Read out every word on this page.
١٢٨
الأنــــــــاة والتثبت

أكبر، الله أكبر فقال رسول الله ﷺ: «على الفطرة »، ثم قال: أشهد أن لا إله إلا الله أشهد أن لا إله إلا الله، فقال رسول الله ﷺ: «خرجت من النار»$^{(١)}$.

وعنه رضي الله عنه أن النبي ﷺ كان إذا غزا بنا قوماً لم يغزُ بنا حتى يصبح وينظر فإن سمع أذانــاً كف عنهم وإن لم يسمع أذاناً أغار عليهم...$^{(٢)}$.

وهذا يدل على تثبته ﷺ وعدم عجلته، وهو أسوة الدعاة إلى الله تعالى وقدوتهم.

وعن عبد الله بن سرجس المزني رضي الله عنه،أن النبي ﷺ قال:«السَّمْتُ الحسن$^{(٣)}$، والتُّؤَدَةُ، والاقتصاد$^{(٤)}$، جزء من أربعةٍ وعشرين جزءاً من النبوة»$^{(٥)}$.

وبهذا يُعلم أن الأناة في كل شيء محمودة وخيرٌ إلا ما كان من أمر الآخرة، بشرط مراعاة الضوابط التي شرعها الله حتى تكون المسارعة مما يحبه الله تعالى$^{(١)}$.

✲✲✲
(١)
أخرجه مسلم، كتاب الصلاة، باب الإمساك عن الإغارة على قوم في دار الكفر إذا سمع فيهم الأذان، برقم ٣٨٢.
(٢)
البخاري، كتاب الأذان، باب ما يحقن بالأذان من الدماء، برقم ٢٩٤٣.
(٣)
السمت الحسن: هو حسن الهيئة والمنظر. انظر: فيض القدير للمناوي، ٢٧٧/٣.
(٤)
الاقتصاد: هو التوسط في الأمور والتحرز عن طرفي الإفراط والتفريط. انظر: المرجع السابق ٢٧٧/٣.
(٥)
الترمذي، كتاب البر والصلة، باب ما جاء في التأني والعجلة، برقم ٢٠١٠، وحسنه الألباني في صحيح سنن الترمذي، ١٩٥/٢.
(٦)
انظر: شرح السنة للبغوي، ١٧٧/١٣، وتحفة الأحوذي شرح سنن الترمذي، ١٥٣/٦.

####################

Output the entries verbatim.

* TASK RESPONSE:
Read out every word on this page.
١٢٨
الأنــــــــاة والتثبت

أكبر، الله أكبر فقال رسول الله ﷺ: «على الفطرة »، ثم قال: أشهد أن لا إله إلا الله أشهد أن لا إله إلا الله، فقال رسول الله ﷺ: «خرجت من النار»$^{(١)}$.

وعنه رضي الله عنه أن النبي ﷺ كان إذا غزا بنا قوماً لم يغزُ بنا حتى يصبح وينظر فإن سمع أذانــاً كف عنهم وإن لم يسمع أذاناً أغار عليهم...$^{(٢)}$.

وهذا يدل على تثبته ﷺ وعدم عجلته، وهو أسوة الدعاة إلى الله تعالى وقدوتهم.

وعن عبد الله بن سرجس المزني رضي الله عنه،أن النبي ﷺ قال:«السَّمْتُ الحسن$^{(٣)}$، والتُّؤَدَةُ، والاقتصاد$^{(٤)}$، جزء من أربعةٍ وعشرين جزءاً من النبوة»$^{(٥)}$.

وبهذا يُعلم أن الأناة في كل شيء محمودة وخيرٌ إلا ما كان من أمر الآخرة، بشرط مراعاة الضوابط التي شرعها الله حتى تكون المسارعة مما يحبه الله تعالى$^{(١)}$.

✲✲✲
(١)
أخرجه مسلم، كتاب الصلاة، باب الإمساك عن الإغارة على قوم في دار الكفر إذا سمع فيهم الأذان، برقم ٣٨٢.
(٢)
البخاري، كتاب الأذان، باب ما يحقن بالأذان من الدماء، برقم ٢٩٤٣.
(٣)
السمت الحسن: هو حسن الهيئة والمنظر. انظر: فيض القدير للمناوي، ٢٧٧/٣.
(٤)
الاقتصاد: هو التوسط في الأمور والتحرز عن طرفي الإفراط والتفريط. انظر: المرجع السابق ٢٧٧/٣.
(٥)
الترمذي، كتاب البر والصلة، باب ما جاء في التأني والعجلة، برقم ٢٠١٠، وحسنه الألباني في صحيح سنن الترمذي، ١٩٥/٢.
(٦)
انظر: شرح السنة للبغوي، ١٧٧/١٣، وتحفة الأحوذي شرح سنن الترمذي، ١٥٣/٦.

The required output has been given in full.